>> BEGIN
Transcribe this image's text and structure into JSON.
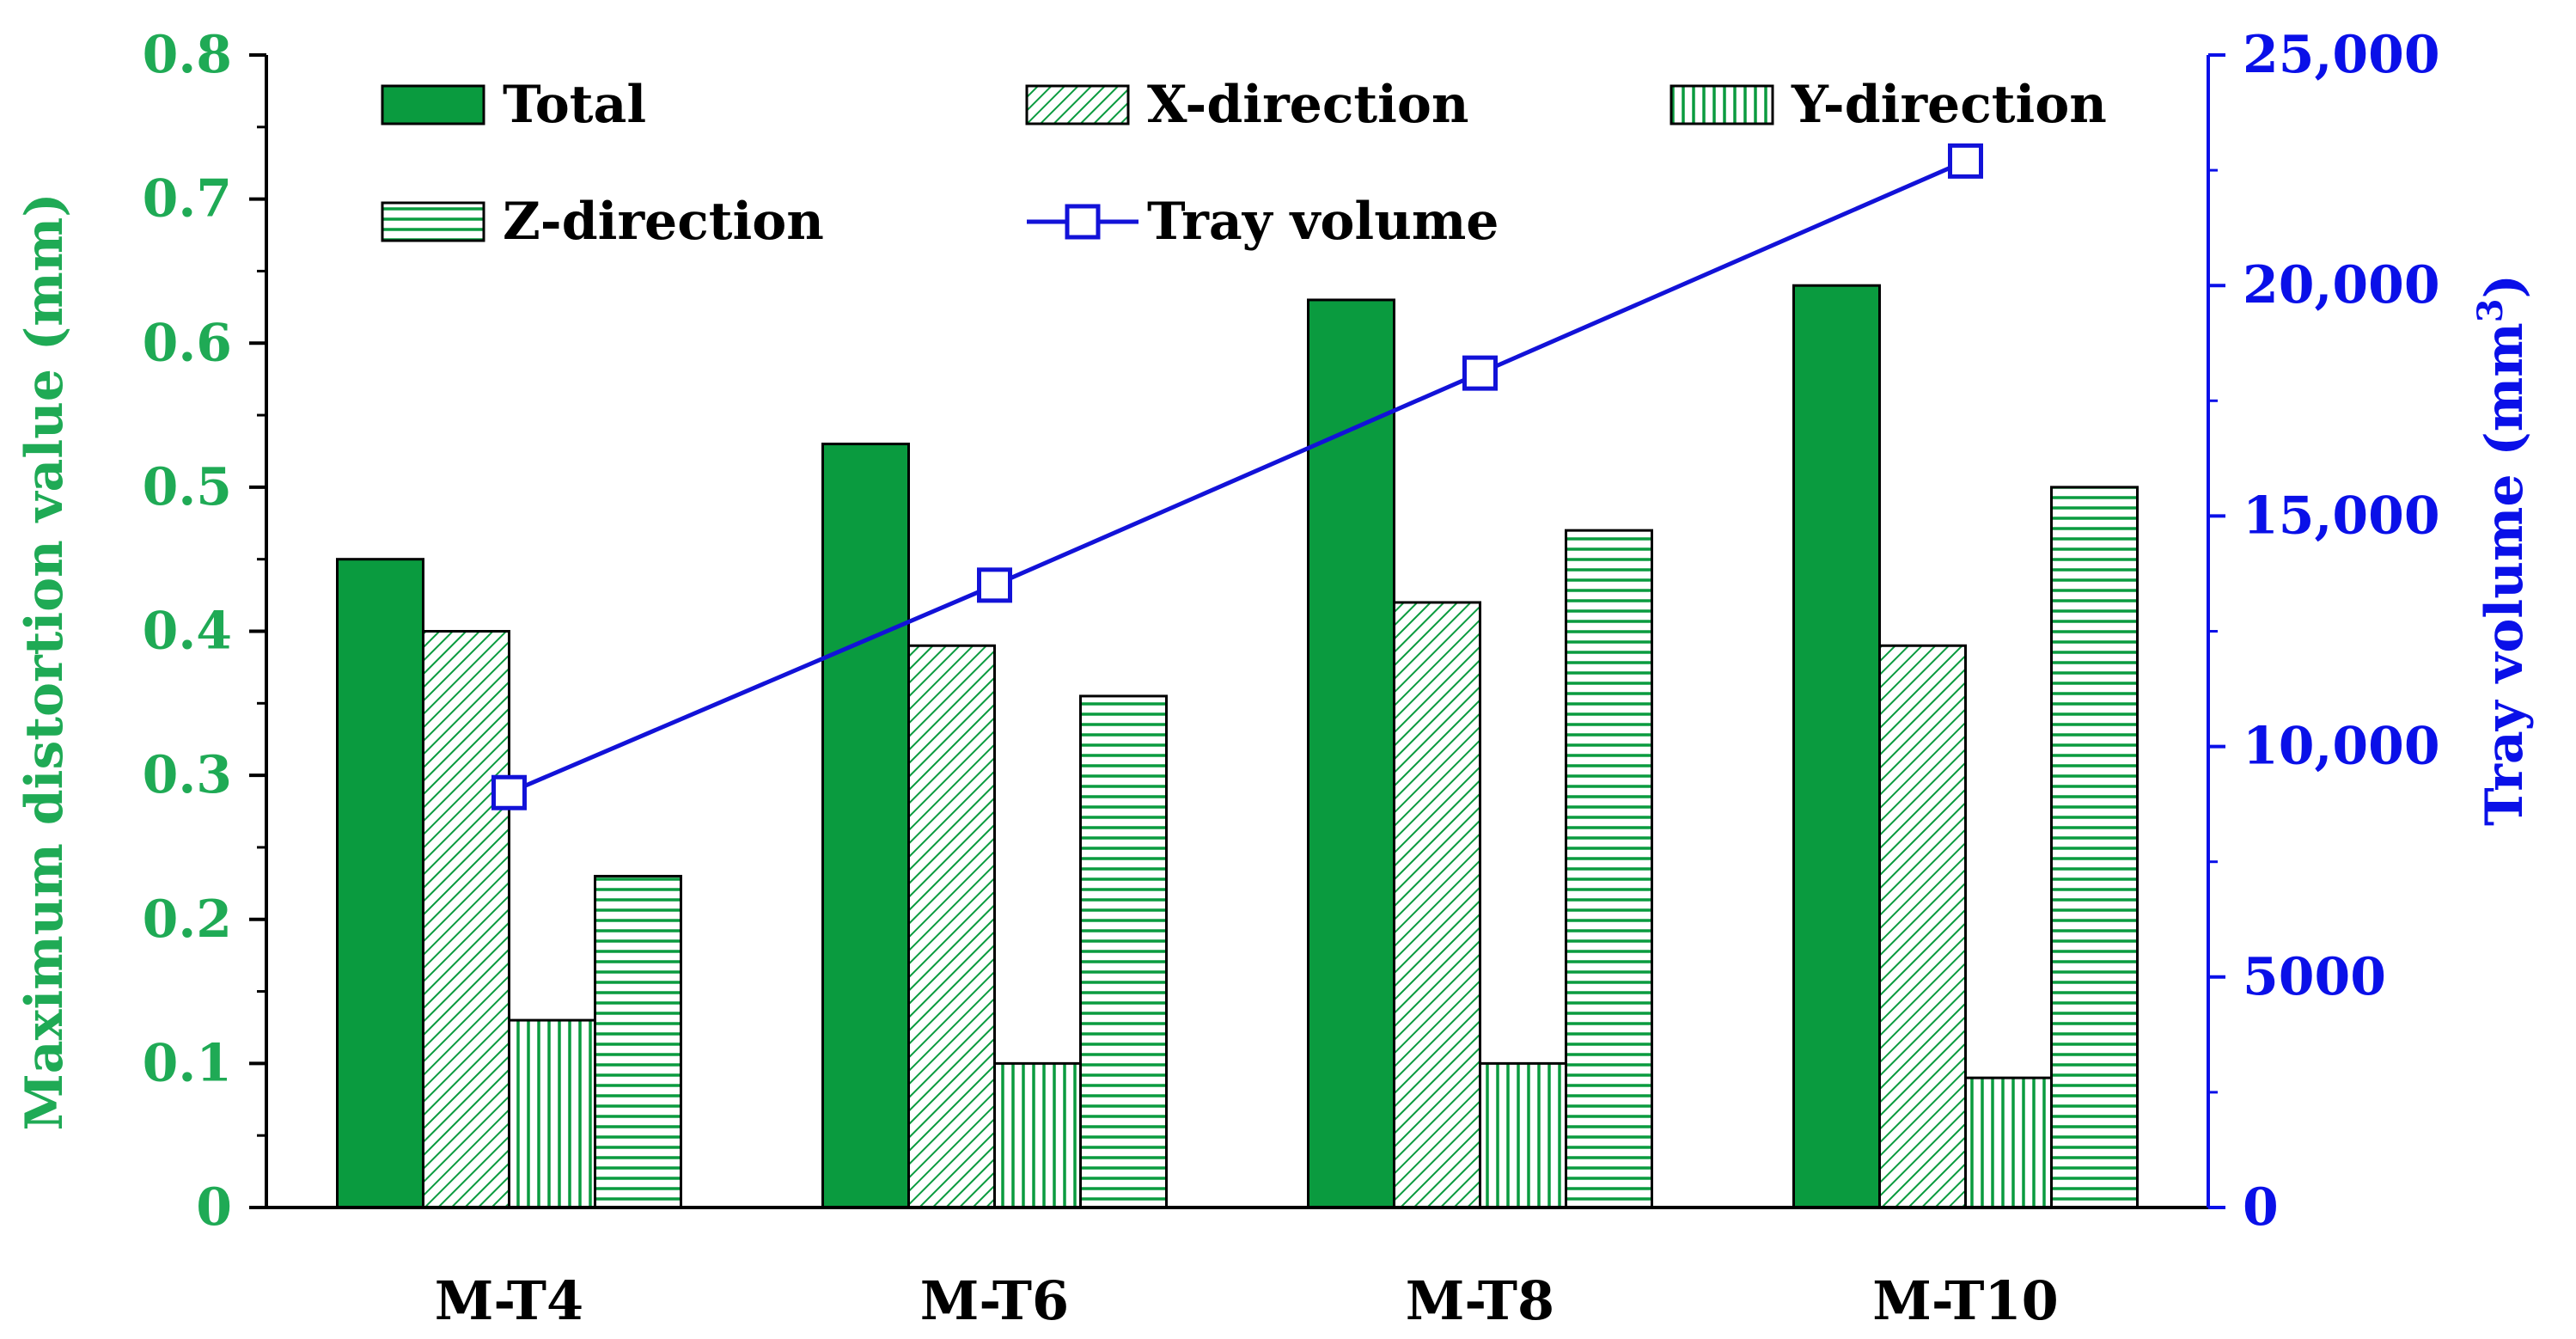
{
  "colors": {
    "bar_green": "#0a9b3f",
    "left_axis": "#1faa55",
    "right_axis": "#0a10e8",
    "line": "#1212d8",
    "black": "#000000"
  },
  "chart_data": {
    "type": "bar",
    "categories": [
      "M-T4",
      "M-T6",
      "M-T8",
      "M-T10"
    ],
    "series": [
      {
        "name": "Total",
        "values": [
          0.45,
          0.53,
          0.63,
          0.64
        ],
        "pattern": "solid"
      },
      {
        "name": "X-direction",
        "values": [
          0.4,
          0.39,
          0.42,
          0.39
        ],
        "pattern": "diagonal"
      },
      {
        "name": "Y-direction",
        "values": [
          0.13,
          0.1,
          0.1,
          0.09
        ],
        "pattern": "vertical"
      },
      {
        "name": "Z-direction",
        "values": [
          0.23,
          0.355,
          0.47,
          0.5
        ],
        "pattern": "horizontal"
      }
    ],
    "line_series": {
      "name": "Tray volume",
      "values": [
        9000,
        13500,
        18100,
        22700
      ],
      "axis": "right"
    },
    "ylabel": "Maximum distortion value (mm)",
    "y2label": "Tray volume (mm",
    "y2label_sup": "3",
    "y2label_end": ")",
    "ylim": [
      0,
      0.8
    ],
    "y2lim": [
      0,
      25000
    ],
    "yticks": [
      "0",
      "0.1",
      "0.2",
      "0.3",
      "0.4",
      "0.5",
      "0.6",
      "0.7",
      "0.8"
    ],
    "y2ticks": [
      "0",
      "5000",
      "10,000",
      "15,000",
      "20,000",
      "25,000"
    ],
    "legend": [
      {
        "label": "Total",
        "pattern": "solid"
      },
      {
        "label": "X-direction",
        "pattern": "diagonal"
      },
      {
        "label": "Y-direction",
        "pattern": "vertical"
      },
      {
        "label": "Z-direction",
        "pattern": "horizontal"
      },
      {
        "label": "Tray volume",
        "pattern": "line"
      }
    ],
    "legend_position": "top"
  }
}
>> END
◆ The task ◆
Transcribe the material exactly, keeping every word and none of the pictures.

◆ Response ◆
Transcribe this image's text and structure into JSON.
{
  "colors": {
    "bar_green": "#0a9b3f",
    "left_axis": "#1faa55",
    "right_axis": "#0a10e8",
    "line": "#1212d8",
    "black": "#000000"
  },
  "chart_data": {
    "type": "bar",
    "categories": [
      "M-T4",
      "M-T6",
      "M-T8",
      "M-T10"
    ],
    "series": [
      {
        "name": "Total",
        "values": [
          0.45,
          0.53,
          0.63,
          0.64
        ],
        "pattern": "solid"
      },
      {
        "name": "X-direction",
        "values": [
          0.4,
          0.39,
          0.42,
          0.39
        ],
        "pattern": "diagonal"
      },
      {
        "name": "Y-direction",
        "values": [
          0.13,
          0.1,
          0.1,
          0.09
        ],
        "pattern": "vertical"
      },
      {
        "name": "Z-direction",
        "values": [
          0.23,
          0.355,
          0.47,
          0.5
        ],
        "pattern": "horizontal"
      }
    ],
    "line_series": {
      "name": "Tray volume",
      "values": [
        9000,
        13500,
        18100,
        22700
      ],
      "axis": "right"
    },
    "ylabel": "Maximum distortion value (mm)",
    "y2label": "Tray volume (mm",
    "y2label_sup": "3",
    "y2label_end": ")",
    "ylim": [
      0,
      0.8
    ],
    "y2lim": [
      0,
      25000
    ],
    "yticks": [
      "0",
      "0.1",
      "0.2",
      "0.3",
      "0.4",
      "0.5",
      "0.6",
      "0.7",
      "0.8"
    ],
    "y2ticks": [
      "0",
      "5000",
      "10,000",
      "15,000",
      "20,000",
      "25,000"
    ],
    "legend": [
      {
        "label": "Total",
        "pattern": "solid"
      },
      {
        "label": "X-direction",
        "pattern": "diagonal"
      },
      {
        "label": "Y-direction",
        "pattern": "vertical"
      },
      {
        "label": "Z-direction",
        "pattern": "horizontal"
      },
      {
        "label": "Tray volume",
        "pattern": "line"
      }
    ],
    "legend_position": "top"
  }
}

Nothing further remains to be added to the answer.